--- DATA TO PROCESS ---

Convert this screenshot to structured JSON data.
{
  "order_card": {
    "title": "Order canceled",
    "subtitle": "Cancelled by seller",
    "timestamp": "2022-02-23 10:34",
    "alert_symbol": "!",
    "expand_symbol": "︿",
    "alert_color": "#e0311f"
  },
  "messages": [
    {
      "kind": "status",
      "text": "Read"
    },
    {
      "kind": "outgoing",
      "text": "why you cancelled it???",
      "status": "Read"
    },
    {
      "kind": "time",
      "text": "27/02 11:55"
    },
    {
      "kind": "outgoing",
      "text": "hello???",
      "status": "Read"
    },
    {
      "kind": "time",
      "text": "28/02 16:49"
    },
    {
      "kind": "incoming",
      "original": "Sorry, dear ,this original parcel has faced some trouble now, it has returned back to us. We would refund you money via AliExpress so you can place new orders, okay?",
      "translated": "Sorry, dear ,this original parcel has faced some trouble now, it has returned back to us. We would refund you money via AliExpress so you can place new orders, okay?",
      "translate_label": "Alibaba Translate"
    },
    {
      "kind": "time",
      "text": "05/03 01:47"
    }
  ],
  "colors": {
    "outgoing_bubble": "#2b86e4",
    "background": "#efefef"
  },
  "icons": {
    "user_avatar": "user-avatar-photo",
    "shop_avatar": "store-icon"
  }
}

---

TO BE DONE:
Return all lines with the word "would" in them.

SOLUTION TO THIS PROBLEM:
      "original": "Sorry, dear ,this original parcel has faced some trouble now, it has returned back to us. We would refund you money via AliExpress so you can place new orders, okay?",
      "translated": "Sorry, dear ,this original parcel has faced some trouble now, it has returned back to us. We would refund you money via AliExpress so you can place new orders, okay?",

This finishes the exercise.